### [Job]
Wherever a line below holds the word "ЯКласс", copy that line.

[Dataset records]

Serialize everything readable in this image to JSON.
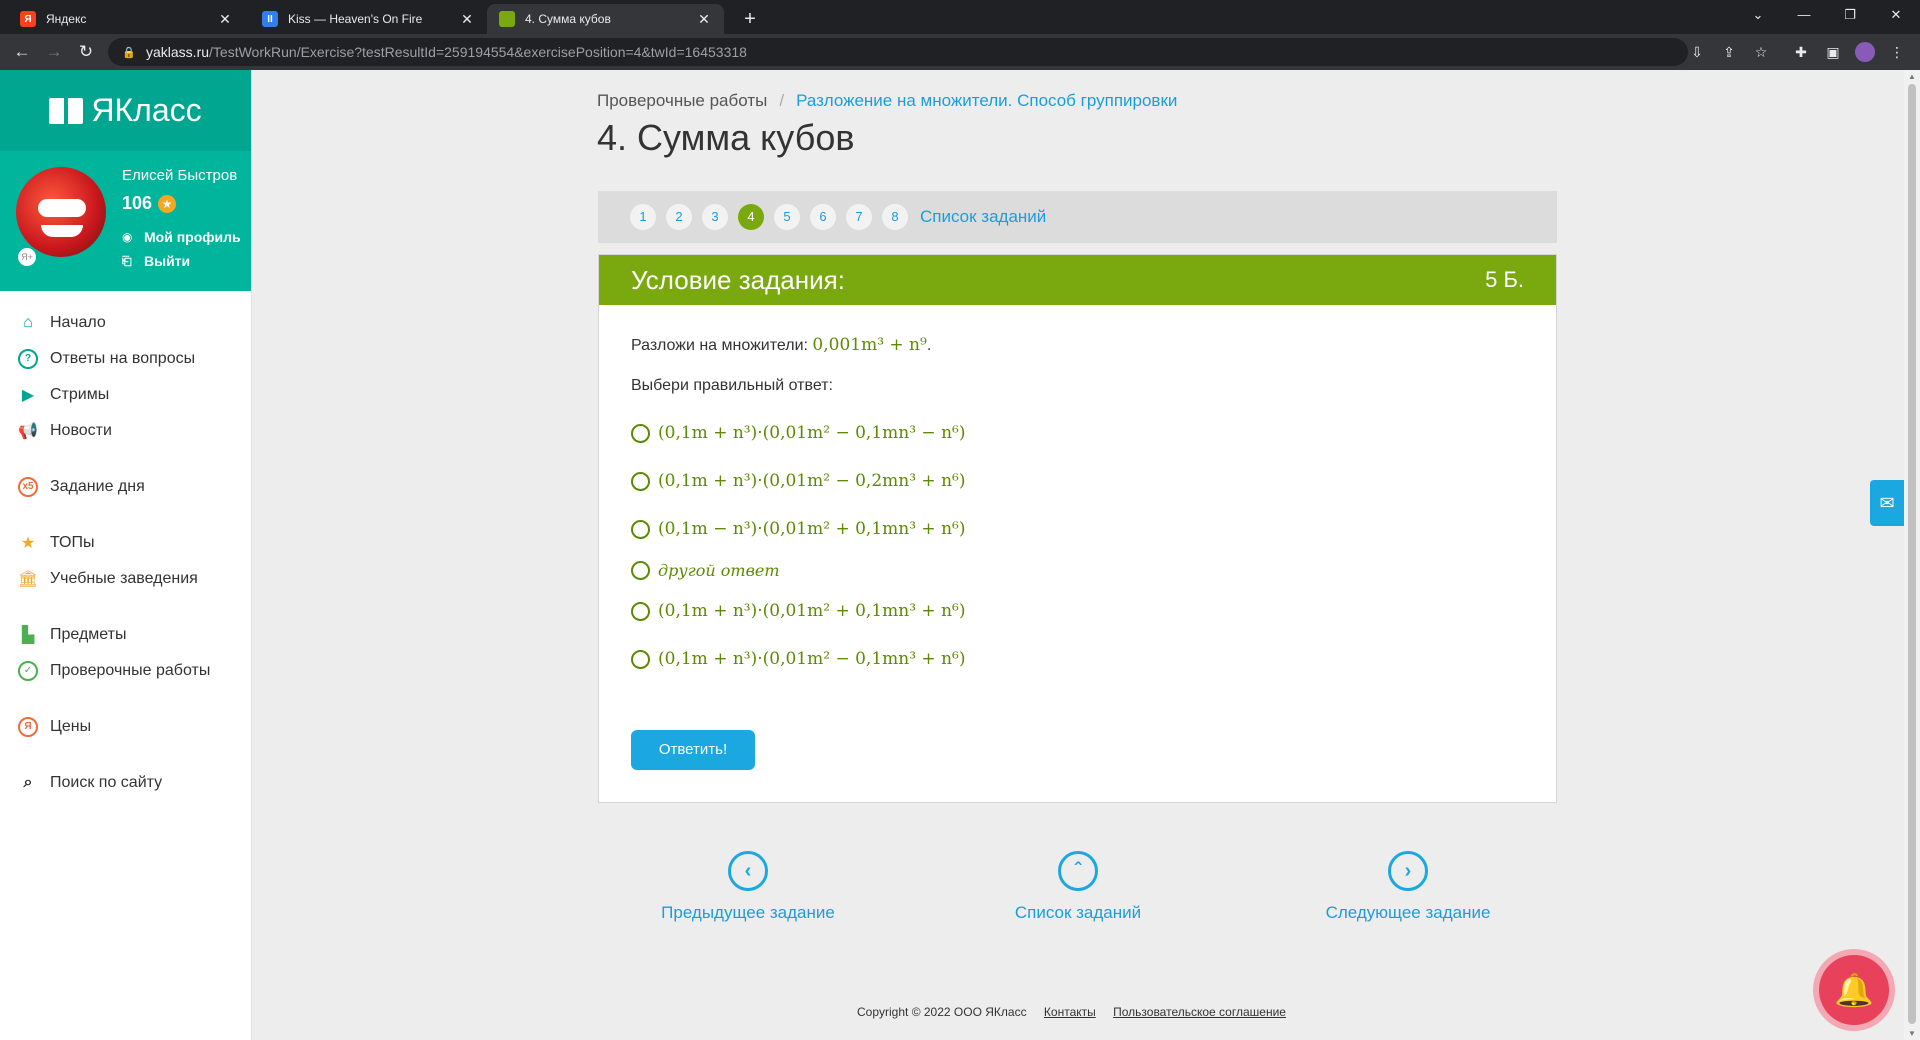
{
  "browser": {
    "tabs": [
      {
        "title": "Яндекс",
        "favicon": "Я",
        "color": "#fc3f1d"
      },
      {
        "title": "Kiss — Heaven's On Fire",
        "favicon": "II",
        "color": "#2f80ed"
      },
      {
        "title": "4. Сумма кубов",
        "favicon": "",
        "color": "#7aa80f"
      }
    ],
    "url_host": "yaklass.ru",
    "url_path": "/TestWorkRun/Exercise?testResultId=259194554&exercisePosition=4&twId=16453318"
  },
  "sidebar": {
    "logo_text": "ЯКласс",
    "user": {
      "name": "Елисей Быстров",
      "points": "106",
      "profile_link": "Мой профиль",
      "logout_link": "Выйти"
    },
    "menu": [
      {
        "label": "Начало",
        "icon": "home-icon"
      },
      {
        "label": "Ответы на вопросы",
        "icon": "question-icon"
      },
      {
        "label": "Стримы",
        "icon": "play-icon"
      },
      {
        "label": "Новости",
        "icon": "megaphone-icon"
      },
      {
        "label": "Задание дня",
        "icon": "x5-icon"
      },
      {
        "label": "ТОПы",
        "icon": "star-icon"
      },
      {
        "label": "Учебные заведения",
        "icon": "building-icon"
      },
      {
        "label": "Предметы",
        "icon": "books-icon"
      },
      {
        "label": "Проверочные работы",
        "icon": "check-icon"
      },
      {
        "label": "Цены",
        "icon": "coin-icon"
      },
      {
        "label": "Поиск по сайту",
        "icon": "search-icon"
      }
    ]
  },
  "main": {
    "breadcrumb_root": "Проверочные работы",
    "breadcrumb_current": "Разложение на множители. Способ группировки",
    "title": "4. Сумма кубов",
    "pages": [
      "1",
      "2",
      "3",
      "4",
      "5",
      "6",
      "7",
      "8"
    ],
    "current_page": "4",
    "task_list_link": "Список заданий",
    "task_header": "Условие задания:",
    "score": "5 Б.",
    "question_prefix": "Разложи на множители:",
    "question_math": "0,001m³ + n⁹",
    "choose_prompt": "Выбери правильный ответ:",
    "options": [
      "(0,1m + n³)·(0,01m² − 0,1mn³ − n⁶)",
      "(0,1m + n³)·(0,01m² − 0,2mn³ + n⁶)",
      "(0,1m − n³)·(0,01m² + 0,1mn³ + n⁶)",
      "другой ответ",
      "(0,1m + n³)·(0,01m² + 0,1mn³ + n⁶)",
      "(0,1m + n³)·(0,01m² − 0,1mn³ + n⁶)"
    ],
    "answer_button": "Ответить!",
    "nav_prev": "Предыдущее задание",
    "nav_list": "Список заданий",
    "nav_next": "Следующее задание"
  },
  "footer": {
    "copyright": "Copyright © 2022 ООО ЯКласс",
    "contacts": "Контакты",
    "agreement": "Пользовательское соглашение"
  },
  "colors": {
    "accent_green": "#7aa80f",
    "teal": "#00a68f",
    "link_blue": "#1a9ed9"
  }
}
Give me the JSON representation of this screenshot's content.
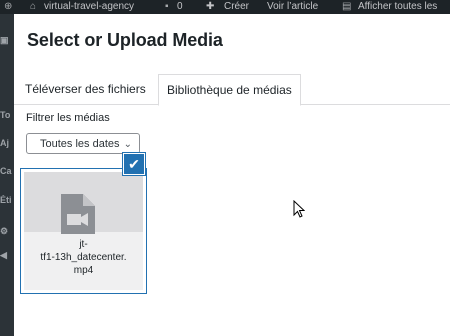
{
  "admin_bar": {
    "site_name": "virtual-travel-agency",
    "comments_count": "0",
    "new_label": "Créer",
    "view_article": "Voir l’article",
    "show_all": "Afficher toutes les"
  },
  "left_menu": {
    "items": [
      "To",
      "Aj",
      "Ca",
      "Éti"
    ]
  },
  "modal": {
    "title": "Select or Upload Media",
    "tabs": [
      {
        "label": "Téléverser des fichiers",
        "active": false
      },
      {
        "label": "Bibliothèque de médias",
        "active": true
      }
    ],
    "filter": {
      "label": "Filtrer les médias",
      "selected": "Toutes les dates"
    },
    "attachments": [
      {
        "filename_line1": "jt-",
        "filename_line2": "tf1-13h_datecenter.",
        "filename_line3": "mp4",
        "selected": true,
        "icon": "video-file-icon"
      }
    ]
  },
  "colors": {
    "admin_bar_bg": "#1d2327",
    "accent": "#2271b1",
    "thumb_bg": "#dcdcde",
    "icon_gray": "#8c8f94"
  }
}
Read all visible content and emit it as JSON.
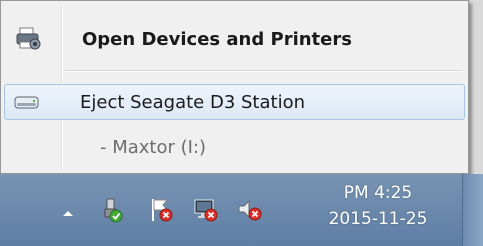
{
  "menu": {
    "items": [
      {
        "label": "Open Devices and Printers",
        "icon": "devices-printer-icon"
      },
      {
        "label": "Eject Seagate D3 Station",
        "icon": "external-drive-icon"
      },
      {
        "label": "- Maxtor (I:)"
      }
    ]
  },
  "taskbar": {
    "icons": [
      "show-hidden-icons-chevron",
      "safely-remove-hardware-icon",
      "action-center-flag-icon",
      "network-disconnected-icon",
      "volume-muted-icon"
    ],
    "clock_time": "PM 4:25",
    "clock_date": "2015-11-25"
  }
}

### [Written response]
    "logo_text": "ЯКласс",
    "copyright": "Copyright © 2022 ООО ЯКласс",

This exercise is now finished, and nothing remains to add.